GIVEN TASK: Using the data below, repeat all of it precisely.

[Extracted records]
•••

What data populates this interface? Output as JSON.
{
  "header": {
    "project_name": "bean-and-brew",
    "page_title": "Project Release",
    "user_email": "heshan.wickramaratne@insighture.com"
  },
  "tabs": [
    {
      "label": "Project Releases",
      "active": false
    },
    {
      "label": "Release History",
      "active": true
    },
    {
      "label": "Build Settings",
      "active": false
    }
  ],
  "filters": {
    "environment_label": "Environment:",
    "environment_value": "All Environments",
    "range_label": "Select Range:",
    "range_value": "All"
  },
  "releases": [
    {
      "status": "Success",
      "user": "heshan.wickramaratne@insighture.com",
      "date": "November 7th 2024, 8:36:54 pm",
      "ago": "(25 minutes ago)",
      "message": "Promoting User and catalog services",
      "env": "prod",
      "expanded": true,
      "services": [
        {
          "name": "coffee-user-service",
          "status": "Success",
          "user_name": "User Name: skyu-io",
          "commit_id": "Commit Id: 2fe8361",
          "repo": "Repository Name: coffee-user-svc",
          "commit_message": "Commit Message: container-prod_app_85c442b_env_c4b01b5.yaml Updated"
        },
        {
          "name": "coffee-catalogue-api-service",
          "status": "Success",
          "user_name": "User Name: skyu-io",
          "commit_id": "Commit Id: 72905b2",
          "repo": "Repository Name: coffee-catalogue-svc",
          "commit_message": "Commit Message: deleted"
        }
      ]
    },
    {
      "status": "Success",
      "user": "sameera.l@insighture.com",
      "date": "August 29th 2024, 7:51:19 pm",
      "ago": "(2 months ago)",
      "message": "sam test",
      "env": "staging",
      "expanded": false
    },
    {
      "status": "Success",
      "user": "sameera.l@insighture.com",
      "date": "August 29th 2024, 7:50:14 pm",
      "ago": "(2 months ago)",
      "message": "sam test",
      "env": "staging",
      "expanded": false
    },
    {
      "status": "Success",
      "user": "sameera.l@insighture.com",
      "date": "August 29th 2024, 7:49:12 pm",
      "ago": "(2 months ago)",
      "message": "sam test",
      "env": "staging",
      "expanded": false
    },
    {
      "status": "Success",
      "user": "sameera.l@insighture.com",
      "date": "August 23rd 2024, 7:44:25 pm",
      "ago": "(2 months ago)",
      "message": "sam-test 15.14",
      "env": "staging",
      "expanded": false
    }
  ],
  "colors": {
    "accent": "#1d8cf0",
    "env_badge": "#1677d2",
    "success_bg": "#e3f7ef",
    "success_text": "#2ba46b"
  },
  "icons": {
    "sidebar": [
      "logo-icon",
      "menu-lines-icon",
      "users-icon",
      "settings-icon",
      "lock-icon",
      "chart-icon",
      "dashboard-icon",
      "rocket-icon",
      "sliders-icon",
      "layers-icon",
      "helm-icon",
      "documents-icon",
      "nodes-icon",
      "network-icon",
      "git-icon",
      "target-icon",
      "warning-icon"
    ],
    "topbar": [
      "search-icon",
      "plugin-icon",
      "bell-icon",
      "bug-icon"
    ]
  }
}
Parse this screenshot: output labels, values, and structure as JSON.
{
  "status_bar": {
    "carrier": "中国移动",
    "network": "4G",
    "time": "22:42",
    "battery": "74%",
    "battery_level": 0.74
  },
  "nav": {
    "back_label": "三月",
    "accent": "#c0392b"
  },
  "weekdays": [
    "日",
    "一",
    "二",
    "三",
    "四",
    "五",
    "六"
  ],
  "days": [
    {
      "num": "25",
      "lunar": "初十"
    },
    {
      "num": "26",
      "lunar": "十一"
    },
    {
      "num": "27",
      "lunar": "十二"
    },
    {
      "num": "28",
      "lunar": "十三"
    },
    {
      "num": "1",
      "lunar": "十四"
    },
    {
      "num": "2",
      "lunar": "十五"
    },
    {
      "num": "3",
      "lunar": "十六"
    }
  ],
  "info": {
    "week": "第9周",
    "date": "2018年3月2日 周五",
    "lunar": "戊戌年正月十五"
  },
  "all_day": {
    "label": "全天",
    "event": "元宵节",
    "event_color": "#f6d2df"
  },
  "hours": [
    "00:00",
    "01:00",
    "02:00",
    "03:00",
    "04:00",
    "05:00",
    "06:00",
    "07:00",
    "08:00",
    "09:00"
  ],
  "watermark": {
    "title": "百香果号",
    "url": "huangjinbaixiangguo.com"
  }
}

•••

EXPECTED ANSWER:
What data populates this interface? Output as JSON.
{
  "header": {
    "project_name": "bean-and-brew",
    "page_title": "Project Release",
    "user_email": "heshan.wickramaratne@insighture.com"
  },
  "tabs": [
    {
      "label": "Project Releases",
      "active": false
    },
    {
      "label": "Release History",
      "active": true
    },
    {
      "label": "Build Settings",
      "active": false
    }
  ],
  "filters": {
    "environment_label": "Environment:",
    "environment_value": "All Environments",
    "range_label": "Select Range:",
    "range_value": "All"
  },
  "releases": [
    {
      "status": "Success",
      "user": "heshan.wickramaratne@insighture.com",
      "date": "November 7th 2024, 8:36:54 pm",
      "ago": "(25 minutes ago)",
      "message": "Promoting User and catalog services",
      "env": "prod",
      "expanded": true,
      "services": [
        {
          "name": "coffee-user-service",
          "status": "Success",
          "user_name": "User Name: skyu-io",
          "commit_id": "Commit Id: 2fe8361",
          "repo": "Repository Name: coffee-user-svc",
          "commit_message": "Commit Message: container-prod_app_85c442b_env_c4b01b5.yaml Updated"
        },
        {
          "name": "coffee-catalogue-api-service",
          "status": "Success",
          "user_name": "User Name: skyu-io",
          "commit_id": "Commit Id: 72905b2",
          "repo": "Repository Name: coffee-catalogue-svc",
          "commit_message": "Commit Message: deleted"
        }
      ]
    },
    {
      "status": "Success",
      "user": "sameera.l@insighture.com",
      "date": "August 29th 2024, 7:51:19 pm",
      "ago": "(2 months ago)",
      "message": "sam test",
      "env": "staging",
      "expanded": false
    },
    {
      "status": "Success",
      "user": "sameera.l@insighture.com",
      "date": "August 29th 2024, 7:50:14 pm",
      "ago": "(2 months ago)",
      "message": "sam test",
      "env": "staging",
      "expanded": false
    },
    {
      "status": "Success",
      "user": "sameera.l@insighture.com",
      "date": "August 29th 2024, 7:49:12 pm",
      "ago": "(2 months ago)",
      "message": "sam test",
      "env": "staging",
      "expanded": false
    },
    {
      "status": "Success",
      "user": "sameera.l@insighture.com",
      "date": "August 23rd 2024, 7:44:25 pm",
      "ago": "(2 months ago)",
      "message": "sam-test 15.14",
      "env": "staging",
      "expanded": false
    }
  ],
  "colors": {
    "accent": "#1d8cf0",
    "env_badge": "#1677d2",
    "success_bg": "#e3f7ef",
    "success_text": "#2ba46b"
  },
  "icons": {
    "sidebar": [
      "logo-icon",
      "menu-lines-icon",
      "users-icon",
      "settings-icon",
      "lock-icon",
      "chart-icon",
      "dashboard-icon",
      "rocket-icon",
      "sliders-icon",
      "layers-icon",
      "helm-icon",
      "documents-icon",
      "nodes-icon",
      "network-icon",
      "git-icon",
      "target-icon",
      "warning-icon"
    ],
    "topbar": [
      "search-icon",
      "plugin-icon",
      "bell-icon",
      "bug-icon"
    ]
  }
}
Parse this screenshot: output labels, values, and structure as JSON.
{
  "status_bar": {
    "carrier": "中国移动",
    "network": "4G",
    "time": "22:42",
    "battery": "74%",
    "battery_level": 0.74
  },
  "nav": {
    "back_label": "三月",
    "accent": "#c0392b"
  },
  "weekdays": [
    "日",
    "一",
    "二",
    "三",
    "四",
    "五",
    "六"
  ],
  "days": [
    {
      "num": "25",
      "lunar": "初十"
    },
    {
      "num": "26",
      "lunar": "十一"
    },
    {
      "num": "27",
      "lunar": "十二"
    },
    {
      "num": "28",
      "lunar": "十三"
    },
    {
      "num": "1",
      "lunar": "十四"
    },
    {
      "num": "2",
      "lunar": "十五"
    },
    {
      "num": "3",
      "lunar": "十六"
    }
  ],
  "info": {
    "week": "第9周",
    "date": "2018年3月2日 周五",
    "lunar": "戊戌年正月十五"
  },
  "all_day": {
    "label": "全天",
    "event": "元宵节",
    "event_color": "#f6d2df"
  },
  "hours": [
    "00:00",
    "01:00",
    "02:00",
    "03:00",
    "04:00",
    "05:00",
    "06:00",
    "07:00",
    "08:00",
    "09:00"
  ],
  "watermark": {
    "title": "百香果号",
    "url": "huangjinbaixiangguo.com"
  }
}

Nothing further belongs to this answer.